PASSAGE TO READ:
Consequences: Political Policing

Colonial anxiety was the main condition under which a centralized Dutch East Indies Intelligence Service was set up in 1916. In the context of modernizing colonial society, this anxiety was fed, in short, by peaks of panic about religious revolts and rural unrest in the countryside, a growing awareness of an indigenous movement towards association and progress (the pergerakan), the visible Japanese drive for expansion in Asia, and, therefore, double awareness of the insecure position of the Netherlands in Asia – a position which leaned on Dutch neutrality in international relations. After the installation of a Central Intelligence Service, set up during the Great War, and slightly reformed in 1919, the colonial government had – on paper – strong means to assess and control indigenous political activities: (1) a Central Intelligence Service (Politieke Inlichtingendienst, PID), in 1916, renamed Algemeene Recherche Dienst (General Intelligence Service, ARD), in the hands of the Attorney General; (2) a weekly survey of Javanese, Malay, and Malay Chinese newspapers (Overzicht van de Inlandsche en Maleische Pers, IPO); (3) the new Regulation for association and gathering, or article 8a, a tool in the hands of the police to act (¼to attend/watch meetings and, officially when directed to do so, to intervene whenever “disturbances were expected”) (Sunario 1926, p. 19); and (4) steady background intelligence, provided by the advisor for Native Affairs (Laffan 2002).

From ARD to the local administrators, from the modern police in all its diverse units to local spies, and back to the center, the will “to know” and means to arrive at knowledge were there. But did this result in perspicacity? Practice was rough.

In the night of 12 November 1926, the colonial police and administrators on Java were completely surprised by communist revolts that took place at several locations at the same time – in the main capital Batavia, in Bandung, and, most thoroughly, in Banten (West Java). Completely surprised they were again in January 1927, when another communist uprising occurred in the west coast of Sumatra. These uprisings, both organized by the Partai Kommunis Indonesia (Indonesian Communist Party, PKI), could occur despite the existence of a Central Intelligence Service, despite intense police surveillance, despite repression of strikes in the first half of the 1920s (organized by the Union of Tram and Railway workers), and despite forced exile of most of these organizations leaders. The latter measures could be implemented on the base of the so-called exorbitant rights of the governorgeneral, a regulation dating from 1854 which gave the governor-general the right to expel persons living in the Dutch East Indies when it was in the interest of colonial law and order. These violent interventions and repressive measures did have the effect that the preparations of the intended revolt were obstructed by loss of strong leadership, internal conflict, and miscommunications within the PKI divisions. Moreover, since the end of 1924, the colonial authorities notably feared organized unrest. Therefore, this was a double failure of the political police and the ARD: they were surprised by badly organized uprisings, which they had foreseen (Bloembergen 2009:247–259).

GIVEN REQUEST A:
In two sentences, sum up the text on political policing in the Dutch East Indies.
The records that follow have no connection to the text on political policing; treat them as separate material.

EXTRACTED MATERIAL:
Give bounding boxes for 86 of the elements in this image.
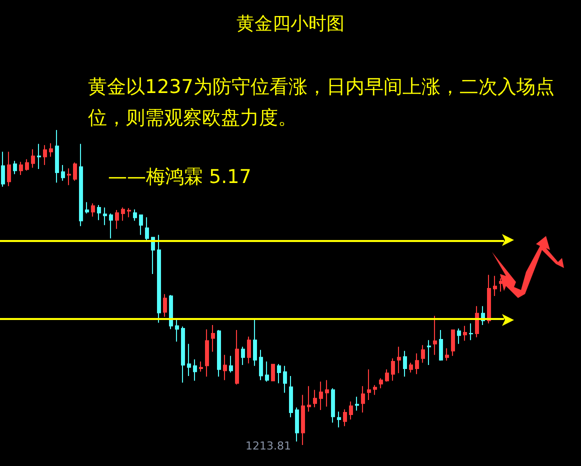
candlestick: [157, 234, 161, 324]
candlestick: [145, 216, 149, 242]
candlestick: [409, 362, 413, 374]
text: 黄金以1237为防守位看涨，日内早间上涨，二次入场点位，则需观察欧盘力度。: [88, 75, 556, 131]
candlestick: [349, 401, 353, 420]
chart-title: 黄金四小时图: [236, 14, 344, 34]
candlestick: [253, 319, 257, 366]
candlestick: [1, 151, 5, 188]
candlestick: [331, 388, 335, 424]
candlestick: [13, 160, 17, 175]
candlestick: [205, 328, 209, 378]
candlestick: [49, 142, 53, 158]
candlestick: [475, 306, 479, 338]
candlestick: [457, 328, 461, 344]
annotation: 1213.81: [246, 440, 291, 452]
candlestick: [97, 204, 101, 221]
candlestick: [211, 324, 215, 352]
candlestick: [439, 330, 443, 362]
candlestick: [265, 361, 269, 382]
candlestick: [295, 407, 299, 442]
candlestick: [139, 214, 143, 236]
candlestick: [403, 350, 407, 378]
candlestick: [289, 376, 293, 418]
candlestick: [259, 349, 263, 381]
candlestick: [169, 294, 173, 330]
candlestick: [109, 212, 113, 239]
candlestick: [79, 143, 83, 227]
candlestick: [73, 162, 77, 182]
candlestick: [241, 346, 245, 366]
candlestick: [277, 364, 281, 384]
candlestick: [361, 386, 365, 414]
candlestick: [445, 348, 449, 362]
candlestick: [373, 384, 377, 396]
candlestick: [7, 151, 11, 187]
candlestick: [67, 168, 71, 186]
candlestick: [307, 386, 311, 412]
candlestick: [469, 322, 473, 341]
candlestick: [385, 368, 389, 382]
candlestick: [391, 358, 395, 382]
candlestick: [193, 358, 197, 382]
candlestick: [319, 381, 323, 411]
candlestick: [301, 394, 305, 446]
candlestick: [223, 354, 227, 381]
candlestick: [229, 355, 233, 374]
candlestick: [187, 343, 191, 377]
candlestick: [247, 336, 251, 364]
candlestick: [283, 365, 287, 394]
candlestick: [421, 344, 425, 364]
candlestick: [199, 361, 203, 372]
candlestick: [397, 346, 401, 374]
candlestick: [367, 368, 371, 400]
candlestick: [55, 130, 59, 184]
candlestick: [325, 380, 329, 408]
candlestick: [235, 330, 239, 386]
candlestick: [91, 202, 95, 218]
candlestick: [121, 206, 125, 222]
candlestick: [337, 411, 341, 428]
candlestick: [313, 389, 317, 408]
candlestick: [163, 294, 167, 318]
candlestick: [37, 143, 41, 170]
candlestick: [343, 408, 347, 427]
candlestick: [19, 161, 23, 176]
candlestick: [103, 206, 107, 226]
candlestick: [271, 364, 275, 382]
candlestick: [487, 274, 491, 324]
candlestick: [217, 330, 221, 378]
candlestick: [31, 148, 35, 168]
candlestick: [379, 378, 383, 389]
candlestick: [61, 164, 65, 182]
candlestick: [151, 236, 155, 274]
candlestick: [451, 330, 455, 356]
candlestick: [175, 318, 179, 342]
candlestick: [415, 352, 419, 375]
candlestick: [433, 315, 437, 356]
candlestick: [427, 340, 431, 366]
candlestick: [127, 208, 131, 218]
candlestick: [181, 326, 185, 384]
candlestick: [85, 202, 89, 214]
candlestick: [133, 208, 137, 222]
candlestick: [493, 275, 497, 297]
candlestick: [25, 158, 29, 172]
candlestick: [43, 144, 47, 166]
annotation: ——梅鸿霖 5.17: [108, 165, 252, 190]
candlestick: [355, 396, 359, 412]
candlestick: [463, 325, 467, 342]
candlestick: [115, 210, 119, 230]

GIVEN REQUEST B:
Print the part of the records that opens with the line containing "candlestick: [157, 234, 161, 324]" and closes with the line containing "candlestick: [79, 143, 83, 227]", including both of those lines.

CORRECT RESPONSE A:
Colonial anxiety led to a centralized Dutch East Indies Intelligence Service being set up in 1916, which gave the colonial government, on paper, strong means to assess and control indigenous political activities. Even so, the police and administrators were completely surprised by PKI-organized communist revolts on Java in November 1926 and on Sumatra's west coast in January 1927, a double failure because these badly organized uprisings had been foreseen.

CORRECT RESPONSE B:
candlestick: [157, 234, 161, 324]
candlestick: [145, 216, 149, 242]
candlestick: [409, 362, 413, 374]
text: 黄金以1237为防守位看涨，日内早间上涨，二次入场点位，则需观察欧盘力度。: [88, 75, 556, 131]
candlestick: [349, 401, 353, 420]
chart-title: 黄金四小时图: [236, 14, 344, 34]
candlestick: [253, 319, 257, 366]
candlestick: [1, 151, 5, 188]
candlestick: [331, 388, 335, 424]
candlestick: [13, 160, 17, 175]
candlestick: [205, 328, 209, 378]
candlestick: [49, 142, 53, 158]
candlestick: [475, 306, 479, 338]
candlestick: [457, 328, 461, 344]
annotation: 1213.81: [246, 440, 291, 452]
candlestick: [97, 204, 101, 221]
candlestick: [211, 324, 215, 352]
candlestick: [439, 330, 443, 362]
candlestick: [265, 361, 269, 382]
candlestick: [295, 407, 299, 442]
candlestick: [139, 214, 143, 236]
candlestick: [403, 350, 407, 378]
candlestick: [289, 376, 293, 418]
candlestick: [259, 349, 263, 381]
candlestick: [169, 294, 173, 330]
candlestick: [109, 212, 113, 239]
candlestick: [79, 143, 83, 227]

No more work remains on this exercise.